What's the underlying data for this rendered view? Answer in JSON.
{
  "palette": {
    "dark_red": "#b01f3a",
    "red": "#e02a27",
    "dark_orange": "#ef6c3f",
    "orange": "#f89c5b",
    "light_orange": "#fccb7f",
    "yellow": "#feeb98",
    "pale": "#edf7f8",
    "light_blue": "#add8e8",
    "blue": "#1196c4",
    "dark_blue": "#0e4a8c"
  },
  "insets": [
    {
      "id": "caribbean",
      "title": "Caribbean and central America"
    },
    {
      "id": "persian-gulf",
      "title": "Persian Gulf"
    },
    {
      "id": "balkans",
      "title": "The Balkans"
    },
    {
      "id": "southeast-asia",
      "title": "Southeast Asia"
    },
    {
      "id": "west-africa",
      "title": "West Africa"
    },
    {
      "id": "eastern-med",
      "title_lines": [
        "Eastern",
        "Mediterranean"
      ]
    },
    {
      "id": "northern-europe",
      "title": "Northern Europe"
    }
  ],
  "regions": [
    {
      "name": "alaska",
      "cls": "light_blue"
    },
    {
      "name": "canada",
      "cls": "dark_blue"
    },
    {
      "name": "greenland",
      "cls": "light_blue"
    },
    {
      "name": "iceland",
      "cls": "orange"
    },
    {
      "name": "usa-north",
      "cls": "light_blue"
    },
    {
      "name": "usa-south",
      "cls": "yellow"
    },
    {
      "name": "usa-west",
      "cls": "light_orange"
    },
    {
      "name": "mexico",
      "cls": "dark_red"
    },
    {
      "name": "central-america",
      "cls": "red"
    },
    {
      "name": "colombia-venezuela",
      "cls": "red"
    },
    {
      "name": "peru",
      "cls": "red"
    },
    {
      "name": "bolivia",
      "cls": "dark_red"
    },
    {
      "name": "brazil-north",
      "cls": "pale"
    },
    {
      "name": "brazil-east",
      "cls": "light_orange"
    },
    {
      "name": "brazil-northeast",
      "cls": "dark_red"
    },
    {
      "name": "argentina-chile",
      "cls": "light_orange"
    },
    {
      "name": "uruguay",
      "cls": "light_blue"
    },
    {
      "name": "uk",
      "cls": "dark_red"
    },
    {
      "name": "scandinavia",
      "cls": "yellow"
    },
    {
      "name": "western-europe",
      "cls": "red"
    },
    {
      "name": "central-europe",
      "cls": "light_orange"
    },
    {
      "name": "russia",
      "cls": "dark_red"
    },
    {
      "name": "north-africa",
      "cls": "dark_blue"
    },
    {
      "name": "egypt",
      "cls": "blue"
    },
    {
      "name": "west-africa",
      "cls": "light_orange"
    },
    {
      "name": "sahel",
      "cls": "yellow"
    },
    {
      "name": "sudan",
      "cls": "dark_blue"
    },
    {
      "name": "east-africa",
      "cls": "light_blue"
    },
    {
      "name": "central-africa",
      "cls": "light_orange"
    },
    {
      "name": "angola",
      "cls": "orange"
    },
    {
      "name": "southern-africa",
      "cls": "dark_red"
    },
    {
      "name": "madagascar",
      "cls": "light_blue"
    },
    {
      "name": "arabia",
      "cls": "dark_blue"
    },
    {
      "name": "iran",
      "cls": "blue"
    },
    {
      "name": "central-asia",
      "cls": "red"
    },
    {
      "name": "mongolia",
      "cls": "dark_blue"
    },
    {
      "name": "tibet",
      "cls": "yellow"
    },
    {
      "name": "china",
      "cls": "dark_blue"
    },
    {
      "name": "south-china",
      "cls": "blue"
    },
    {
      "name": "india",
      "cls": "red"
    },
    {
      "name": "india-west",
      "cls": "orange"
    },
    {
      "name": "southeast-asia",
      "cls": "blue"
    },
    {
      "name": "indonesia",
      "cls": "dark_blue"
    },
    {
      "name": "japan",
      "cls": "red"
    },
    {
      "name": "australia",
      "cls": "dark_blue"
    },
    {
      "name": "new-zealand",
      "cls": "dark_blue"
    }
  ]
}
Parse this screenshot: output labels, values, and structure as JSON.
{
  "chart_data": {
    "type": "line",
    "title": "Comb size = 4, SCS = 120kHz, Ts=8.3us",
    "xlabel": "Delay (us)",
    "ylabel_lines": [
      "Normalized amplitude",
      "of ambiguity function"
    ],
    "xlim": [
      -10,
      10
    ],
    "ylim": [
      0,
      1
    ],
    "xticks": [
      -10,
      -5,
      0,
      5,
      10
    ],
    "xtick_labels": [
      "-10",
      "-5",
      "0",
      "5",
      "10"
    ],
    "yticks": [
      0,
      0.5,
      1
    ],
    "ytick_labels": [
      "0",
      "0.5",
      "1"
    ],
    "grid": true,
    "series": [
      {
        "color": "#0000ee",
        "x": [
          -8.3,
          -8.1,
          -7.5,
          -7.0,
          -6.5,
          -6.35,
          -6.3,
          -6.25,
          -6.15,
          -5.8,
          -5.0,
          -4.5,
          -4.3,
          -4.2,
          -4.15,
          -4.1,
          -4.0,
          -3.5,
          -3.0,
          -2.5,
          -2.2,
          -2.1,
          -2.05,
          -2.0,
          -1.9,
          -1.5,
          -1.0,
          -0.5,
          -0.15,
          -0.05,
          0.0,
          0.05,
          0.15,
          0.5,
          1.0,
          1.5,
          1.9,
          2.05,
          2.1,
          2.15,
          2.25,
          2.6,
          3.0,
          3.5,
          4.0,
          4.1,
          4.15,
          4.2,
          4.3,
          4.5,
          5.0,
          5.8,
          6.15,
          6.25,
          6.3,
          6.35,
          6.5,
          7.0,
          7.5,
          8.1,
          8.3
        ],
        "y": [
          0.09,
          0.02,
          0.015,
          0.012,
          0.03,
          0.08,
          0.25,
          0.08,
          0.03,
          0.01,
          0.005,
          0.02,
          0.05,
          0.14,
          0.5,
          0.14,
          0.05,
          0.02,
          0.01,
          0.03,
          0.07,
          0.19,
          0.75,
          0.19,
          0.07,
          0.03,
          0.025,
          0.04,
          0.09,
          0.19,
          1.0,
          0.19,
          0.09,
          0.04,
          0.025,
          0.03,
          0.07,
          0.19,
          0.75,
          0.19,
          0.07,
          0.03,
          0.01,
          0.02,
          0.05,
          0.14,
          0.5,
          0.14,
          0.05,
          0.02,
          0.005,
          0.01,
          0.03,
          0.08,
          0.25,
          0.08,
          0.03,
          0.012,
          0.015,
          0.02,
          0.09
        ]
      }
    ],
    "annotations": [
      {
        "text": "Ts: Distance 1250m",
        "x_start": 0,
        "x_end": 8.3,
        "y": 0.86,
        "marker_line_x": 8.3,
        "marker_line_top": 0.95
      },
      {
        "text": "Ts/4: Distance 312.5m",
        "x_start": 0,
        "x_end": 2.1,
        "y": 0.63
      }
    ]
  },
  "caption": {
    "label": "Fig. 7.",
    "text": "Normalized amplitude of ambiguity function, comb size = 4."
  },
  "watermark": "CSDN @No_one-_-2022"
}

Exercise instructions: State, as a number only, how many lines in the entries include "ambiguity".

Right answer: 2